# [What to produce]
In the records below, find each line containing the word "Median" and copy it.

# [Material supplied]
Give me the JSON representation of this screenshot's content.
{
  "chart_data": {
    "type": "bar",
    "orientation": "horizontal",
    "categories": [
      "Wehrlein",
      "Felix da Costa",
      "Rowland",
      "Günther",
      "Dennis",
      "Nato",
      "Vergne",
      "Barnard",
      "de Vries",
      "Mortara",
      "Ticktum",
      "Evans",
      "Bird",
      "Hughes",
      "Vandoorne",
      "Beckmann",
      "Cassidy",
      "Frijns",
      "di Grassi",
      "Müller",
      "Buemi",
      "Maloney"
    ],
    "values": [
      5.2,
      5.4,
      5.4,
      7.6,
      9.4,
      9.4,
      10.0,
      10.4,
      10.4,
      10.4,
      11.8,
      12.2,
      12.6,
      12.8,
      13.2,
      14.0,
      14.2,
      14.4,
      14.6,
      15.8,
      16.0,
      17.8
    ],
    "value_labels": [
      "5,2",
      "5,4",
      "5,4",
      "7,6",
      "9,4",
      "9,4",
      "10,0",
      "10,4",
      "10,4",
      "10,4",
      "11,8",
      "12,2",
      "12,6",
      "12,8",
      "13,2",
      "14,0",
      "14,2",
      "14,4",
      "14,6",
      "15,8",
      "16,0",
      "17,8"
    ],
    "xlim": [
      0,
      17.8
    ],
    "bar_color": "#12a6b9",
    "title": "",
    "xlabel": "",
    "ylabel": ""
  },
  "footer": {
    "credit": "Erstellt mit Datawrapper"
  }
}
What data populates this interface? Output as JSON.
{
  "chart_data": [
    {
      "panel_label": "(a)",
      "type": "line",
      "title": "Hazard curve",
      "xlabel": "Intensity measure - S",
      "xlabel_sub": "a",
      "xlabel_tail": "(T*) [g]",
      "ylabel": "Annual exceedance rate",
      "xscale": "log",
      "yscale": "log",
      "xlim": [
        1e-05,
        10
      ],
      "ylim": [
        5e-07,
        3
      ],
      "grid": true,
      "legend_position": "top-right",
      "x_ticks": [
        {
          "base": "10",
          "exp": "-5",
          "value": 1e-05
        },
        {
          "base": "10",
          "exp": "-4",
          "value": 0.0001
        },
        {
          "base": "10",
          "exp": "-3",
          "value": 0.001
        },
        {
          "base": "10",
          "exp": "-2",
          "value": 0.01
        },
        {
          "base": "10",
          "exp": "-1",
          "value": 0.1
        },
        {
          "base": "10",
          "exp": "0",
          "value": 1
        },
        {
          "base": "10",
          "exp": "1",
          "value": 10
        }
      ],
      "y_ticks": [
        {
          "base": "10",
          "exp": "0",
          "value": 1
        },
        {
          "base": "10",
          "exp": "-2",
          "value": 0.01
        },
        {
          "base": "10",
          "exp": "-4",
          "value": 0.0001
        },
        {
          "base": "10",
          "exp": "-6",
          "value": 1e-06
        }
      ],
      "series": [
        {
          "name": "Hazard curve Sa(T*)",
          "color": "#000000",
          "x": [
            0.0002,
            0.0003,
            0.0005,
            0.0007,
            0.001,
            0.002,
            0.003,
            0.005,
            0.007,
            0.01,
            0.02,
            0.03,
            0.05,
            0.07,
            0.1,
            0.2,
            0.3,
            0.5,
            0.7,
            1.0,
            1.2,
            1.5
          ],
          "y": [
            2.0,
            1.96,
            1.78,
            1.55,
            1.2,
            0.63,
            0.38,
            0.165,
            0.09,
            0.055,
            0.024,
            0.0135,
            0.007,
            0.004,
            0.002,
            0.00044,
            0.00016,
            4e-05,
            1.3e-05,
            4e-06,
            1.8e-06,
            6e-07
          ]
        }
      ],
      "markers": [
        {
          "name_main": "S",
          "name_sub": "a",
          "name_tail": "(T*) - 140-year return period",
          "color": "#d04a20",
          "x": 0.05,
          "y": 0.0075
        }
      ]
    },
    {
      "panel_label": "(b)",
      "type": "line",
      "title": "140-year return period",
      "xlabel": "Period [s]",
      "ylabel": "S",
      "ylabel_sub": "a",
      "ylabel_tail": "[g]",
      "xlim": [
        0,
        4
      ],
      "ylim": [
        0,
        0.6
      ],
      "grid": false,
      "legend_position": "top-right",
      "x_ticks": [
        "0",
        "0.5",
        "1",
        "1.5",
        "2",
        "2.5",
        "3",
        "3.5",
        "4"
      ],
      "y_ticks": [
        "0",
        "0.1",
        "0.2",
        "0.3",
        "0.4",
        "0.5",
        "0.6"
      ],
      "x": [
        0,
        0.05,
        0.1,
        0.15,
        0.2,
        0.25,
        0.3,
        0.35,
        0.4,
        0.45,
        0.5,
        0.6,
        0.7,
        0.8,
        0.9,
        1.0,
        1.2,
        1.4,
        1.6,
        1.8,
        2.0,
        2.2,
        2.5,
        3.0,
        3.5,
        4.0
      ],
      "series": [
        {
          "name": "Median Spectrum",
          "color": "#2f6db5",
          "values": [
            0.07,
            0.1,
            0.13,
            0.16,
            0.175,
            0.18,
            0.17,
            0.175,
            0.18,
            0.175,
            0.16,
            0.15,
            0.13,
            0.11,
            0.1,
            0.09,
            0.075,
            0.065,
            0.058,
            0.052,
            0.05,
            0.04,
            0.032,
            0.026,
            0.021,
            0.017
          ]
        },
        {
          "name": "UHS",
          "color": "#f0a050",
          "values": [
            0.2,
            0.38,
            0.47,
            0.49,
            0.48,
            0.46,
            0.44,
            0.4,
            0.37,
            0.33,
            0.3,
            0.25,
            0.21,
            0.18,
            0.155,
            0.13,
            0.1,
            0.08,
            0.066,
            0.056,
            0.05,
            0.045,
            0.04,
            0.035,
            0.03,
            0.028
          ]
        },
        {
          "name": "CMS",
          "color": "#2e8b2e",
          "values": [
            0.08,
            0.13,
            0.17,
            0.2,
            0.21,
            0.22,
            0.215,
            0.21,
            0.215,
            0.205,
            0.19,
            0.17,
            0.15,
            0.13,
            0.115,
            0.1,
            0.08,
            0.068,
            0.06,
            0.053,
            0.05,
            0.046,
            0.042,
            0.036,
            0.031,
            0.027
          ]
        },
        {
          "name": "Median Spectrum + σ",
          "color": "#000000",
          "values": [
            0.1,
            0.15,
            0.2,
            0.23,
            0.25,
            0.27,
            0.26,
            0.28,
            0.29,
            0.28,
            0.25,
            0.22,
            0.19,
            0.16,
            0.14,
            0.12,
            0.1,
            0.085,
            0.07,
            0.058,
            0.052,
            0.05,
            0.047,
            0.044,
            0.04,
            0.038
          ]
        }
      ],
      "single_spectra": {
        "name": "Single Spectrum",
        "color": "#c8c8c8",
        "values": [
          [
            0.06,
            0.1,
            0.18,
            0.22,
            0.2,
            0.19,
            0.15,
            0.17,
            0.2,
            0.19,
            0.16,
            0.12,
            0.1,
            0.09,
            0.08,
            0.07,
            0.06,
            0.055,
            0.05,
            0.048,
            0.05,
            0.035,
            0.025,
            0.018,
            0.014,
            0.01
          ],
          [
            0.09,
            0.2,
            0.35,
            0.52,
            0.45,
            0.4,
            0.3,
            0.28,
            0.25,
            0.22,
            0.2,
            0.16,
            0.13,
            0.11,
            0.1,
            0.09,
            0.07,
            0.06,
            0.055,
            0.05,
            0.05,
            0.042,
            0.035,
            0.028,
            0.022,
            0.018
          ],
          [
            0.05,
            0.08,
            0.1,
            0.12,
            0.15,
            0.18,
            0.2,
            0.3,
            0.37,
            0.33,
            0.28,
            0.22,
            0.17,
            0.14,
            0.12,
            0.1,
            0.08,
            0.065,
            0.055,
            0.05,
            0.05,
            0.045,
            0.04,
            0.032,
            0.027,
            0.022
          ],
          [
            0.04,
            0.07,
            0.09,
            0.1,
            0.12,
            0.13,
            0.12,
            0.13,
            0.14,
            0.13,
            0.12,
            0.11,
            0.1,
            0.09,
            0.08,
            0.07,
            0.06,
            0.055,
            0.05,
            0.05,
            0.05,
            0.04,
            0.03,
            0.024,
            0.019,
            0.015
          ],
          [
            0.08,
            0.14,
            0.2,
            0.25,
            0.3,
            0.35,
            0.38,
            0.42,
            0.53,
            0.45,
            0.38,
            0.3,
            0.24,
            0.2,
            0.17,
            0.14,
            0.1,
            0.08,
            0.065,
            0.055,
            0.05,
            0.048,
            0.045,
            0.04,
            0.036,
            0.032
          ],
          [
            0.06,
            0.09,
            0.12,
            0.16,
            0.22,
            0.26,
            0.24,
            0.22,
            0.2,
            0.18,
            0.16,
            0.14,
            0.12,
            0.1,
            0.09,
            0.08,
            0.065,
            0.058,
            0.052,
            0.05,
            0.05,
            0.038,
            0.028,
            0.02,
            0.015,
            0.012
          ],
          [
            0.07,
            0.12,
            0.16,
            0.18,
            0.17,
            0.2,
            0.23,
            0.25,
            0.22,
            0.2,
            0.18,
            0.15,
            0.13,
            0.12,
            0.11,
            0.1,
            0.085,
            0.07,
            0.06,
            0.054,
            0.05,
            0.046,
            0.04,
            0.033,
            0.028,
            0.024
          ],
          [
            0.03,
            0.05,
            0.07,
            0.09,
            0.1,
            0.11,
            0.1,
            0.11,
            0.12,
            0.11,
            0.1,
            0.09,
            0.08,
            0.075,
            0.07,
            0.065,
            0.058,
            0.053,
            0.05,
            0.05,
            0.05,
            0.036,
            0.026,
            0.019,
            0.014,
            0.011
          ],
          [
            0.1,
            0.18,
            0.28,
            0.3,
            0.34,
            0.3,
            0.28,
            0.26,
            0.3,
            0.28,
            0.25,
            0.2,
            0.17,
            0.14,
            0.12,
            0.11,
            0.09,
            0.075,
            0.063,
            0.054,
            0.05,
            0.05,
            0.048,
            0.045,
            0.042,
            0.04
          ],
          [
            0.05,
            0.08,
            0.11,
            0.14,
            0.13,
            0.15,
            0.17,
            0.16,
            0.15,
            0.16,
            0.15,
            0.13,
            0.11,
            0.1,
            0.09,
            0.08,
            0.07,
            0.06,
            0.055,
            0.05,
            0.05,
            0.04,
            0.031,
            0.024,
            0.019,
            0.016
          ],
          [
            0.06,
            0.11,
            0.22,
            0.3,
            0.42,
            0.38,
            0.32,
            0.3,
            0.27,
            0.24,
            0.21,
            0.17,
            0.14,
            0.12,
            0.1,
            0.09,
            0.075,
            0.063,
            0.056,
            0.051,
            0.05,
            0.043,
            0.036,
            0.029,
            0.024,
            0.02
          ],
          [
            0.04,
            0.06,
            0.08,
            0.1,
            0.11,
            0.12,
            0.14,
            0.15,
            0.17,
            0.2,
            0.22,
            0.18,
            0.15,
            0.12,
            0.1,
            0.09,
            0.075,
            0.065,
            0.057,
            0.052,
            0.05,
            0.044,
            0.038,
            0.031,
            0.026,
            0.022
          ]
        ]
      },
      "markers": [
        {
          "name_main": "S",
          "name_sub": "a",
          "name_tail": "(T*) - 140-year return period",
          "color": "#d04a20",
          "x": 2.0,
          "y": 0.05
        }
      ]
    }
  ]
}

# [The output]
          "name": "Median Spectrum",
          "name": "Median Spectrum + σ",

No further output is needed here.